* [INSTRUCTION]:
Records follow. Pull out every line that contains "name".

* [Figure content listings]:
>> BEGIN

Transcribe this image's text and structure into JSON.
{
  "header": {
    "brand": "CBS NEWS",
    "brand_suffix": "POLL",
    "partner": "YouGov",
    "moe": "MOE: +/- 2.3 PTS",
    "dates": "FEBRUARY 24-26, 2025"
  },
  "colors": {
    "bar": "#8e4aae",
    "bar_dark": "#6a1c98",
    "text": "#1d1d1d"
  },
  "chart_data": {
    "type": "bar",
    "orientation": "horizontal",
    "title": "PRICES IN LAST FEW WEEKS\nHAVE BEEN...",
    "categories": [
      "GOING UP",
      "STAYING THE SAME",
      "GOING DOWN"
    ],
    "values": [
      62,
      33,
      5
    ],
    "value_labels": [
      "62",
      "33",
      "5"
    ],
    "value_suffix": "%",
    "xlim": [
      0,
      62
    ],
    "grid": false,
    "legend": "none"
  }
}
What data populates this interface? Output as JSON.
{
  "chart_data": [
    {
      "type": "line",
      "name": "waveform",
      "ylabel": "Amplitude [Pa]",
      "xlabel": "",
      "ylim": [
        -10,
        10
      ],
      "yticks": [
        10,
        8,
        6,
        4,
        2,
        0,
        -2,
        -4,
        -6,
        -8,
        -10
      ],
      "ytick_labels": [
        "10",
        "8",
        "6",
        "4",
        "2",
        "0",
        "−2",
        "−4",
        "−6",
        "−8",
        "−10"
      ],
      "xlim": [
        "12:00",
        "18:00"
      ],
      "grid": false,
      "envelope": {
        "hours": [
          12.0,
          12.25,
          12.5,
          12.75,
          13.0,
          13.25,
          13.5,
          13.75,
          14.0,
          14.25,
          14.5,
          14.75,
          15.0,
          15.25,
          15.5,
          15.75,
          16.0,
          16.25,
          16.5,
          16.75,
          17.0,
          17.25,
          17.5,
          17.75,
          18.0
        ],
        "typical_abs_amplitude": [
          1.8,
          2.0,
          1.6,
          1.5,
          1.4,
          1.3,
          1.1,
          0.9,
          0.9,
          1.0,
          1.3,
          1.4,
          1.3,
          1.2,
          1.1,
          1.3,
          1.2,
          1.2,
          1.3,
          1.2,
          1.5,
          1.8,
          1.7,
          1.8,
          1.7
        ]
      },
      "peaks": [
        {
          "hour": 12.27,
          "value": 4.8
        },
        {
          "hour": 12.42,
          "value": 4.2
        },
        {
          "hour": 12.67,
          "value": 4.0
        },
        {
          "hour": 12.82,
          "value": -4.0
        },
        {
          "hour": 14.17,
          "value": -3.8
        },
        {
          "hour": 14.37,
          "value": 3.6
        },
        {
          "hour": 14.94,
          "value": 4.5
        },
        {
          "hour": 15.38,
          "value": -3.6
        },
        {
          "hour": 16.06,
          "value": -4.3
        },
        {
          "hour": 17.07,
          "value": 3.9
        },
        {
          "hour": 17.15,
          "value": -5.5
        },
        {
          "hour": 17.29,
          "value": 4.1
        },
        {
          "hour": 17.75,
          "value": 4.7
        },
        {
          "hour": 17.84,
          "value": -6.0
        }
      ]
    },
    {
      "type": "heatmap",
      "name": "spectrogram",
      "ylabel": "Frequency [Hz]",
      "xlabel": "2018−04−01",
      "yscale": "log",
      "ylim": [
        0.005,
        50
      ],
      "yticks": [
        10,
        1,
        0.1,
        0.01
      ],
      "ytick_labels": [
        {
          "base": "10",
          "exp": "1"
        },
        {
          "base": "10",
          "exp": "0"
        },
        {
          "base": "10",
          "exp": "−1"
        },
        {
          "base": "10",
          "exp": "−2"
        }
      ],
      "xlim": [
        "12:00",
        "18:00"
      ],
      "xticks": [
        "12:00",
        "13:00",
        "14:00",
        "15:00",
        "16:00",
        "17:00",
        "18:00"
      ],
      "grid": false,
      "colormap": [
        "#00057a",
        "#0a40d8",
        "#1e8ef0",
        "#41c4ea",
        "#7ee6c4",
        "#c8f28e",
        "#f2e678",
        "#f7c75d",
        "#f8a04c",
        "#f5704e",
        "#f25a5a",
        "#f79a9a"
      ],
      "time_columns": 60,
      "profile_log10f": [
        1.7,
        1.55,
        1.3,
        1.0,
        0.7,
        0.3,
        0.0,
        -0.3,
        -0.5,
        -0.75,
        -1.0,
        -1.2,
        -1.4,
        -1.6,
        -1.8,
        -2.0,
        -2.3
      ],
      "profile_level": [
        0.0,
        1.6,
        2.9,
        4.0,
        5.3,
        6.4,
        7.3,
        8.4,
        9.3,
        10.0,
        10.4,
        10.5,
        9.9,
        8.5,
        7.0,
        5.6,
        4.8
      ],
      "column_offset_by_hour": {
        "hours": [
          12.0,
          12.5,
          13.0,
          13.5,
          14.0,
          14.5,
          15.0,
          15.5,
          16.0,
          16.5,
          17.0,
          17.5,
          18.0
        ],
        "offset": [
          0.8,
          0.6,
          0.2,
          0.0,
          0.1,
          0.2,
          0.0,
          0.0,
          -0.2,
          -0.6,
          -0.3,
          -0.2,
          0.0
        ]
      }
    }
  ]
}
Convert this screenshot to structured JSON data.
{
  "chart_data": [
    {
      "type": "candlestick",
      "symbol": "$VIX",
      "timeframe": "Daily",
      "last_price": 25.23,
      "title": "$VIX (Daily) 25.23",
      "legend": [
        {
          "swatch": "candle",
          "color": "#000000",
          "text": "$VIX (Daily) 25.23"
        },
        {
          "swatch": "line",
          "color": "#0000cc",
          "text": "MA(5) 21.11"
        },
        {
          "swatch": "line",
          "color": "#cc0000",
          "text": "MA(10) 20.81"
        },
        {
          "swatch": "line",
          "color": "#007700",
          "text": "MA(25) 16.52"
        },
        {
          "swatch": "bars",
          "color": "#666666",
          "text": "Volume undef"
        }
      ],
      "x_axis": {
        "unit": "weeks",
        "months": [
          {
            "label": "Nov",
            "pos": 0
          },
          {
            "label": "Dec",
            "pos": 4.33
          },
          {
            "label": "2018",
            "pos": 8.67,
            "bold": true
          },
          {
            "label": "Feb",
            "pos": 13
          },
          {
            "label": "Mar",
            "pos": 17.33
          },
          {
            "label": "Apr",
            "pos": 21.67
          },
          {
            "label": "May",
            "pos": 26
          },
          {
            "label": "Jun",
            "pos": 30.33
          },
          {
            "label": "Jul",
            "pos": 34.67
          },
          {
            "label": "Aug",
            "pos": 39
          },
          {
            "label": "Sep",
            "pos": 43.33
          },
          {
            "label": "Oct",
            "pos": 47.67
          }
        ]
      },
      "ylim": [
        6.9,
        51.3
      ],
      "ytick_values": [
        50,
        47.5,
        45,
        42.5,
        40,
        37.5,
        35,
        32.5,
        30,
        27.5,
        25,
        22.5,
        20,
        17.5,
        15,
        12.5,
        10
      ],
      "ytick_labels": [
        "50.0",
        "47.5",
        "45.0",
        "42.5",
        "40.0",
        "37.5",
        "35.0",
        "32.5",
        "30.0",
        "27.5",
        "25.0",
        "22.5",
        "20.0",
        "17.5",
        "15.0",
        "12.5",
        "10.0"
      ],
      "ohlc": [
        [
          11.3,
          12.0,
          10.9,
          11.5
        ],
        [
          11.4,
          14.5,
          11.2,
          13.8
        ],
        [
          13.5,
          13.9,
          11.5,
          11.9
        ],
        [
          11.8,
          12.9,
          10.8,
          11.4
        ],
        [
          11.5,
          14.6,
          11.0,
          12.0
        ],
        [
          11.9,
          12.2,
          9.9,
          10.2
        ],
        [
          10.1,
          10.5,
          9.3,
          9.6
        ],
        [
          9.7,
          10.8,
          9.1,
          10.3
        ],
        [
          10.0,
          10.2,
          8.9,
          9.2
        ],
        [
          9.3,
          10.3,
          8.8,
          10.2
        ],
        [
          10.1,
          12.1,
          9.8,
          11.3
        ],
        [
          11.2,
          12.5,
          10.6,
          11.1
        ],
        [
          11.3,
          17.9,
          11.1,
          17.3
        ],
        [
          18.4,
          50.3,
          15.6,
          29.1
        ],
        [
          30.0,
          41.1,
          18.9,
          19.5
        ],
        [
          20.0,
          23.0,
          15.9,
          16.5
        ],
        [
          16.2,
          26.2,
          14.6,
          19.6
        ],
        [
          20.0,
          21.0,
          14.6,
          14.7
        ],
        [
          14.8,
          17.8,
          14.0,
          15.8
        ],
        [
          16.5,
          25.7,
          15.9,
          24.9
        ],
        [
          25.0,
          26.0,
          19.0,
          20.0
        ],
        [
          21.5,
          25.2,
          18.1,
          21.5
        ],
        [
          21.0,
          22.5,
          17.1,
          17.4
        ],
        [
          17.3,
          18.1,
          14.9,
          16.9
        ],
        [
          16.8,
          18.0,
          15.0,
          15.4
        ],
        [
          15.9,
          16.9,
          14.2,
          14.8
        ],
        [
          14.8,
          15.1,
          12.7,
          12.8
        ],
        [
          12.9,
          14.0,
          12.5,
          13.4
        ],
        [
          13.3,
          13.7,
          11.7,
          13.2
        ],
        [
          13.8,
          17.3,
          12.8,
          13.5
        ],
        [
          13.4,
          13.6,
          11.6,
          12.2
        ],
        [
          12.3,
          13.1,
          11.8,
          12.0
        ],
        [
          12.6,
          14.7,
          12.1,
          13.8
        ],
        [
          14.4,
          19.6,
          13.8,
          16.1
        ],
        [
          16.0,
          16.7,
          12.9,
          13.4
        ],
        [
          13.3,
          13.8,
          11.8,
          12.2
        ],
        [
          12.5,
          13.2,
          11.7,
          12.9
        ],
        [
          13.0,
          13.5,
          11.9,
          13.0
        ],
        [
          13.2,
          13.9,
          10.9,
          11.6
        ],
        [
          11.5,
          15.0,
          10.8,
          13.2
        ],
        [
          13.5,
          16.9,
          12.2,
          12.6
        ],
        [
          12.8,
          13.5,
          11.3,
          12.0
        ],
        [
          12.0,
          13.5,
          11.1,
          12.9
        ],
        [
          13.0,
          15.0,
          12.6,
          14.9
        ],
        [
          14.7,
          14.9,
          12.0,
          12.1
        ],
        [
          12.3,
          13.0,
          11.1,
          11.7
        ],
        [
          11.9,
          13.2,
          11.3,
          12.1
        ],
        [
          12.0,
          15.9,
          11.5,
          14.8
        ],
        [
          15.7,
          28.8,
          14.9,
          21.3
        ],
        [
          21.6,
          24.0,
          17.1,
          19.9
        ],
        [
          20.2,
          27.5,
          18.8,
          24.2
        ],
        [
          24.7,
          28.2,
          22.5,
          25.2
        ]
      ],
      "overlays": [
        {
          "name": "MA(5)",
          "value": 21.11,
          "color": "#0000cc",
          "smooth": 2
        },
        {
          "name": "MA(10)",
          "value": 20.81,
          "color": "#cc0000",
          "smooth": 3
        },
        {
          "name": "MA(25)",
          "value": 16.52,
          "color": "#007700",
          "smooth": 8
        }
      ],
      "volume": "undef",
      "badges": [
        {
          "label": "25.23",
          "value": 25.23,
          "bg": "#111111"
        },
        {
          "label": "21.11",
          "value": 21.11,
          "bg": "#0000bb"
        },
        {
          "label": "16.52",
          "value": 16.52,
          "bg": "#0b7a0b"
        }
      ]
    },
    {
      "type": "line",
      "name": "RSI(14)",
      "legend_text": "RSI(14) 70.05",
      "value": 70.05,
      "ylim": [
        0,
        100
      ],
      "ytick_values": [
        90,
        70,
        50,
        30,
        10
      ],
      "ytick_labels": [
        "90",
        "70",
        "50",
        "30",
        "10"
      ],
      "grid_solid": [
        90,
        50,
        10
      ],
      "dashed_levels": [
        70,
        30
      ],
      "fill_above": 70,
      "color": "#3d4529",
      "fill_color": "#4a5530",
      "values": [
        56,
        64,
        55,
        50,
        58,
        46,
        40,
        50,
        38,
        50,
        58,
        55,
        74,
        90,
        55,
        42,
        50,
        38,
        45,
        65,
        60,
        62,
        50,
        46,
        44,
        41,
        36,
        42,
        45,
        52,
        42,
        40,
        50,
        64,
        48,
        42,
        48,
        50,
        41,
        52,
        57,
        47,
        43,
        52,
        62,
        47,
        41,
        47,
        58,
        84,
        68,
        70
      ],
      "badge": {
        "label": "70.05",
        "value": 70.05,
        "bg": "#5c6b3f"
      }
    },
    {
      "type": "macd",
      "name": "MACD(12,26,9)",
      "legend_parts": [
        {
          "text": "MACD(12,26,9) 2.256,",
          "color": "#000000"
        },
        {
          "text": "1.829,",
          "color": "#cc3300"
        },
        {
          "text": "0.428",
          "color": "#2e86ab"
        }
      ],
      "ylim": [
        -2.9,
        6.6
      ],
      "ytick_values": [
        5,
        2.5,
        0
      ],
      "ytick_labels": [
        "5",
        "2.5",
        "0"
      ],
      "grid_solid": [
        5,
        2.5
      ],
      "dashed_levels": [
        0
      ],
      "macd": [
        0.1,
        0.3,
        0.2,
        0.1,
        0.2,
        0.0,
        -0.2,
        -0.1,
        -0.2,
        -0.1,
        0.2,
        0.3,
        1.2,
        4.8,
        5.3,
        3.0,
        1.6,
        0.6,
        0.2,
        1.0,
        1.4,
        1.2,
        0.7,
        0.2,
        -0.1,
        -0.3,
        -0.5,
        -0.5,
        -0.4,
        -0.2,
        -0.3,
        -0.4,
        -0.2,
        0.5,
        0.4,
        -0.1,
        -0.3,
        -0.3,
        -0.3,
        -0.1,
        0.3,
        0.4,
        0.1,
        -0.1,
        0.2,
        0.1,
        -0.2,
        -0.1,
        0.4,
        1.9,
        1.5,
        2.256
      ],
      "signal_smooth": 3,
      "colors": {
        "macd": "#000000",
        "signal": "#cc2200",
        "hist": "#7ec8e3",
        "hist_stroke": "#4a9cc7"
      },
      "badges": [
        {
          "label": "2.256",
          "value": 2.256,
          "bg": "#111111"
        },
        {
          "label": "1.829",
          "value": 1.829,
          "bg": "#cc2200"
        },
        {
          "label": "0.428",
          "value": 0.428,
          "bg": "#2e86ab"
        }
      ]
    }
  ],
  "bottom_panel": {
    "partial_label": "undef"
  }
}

>> END

* [ANSWER TO THE PROBLEM]:
      "name": "waveform",
      "name": "spectrogram",
          "name": "MA(5)",
          "name": "MA(10)",
          "name": "MA(25)",
      "name": "RSI(14)",
      "name": "MACD(12,26,9)",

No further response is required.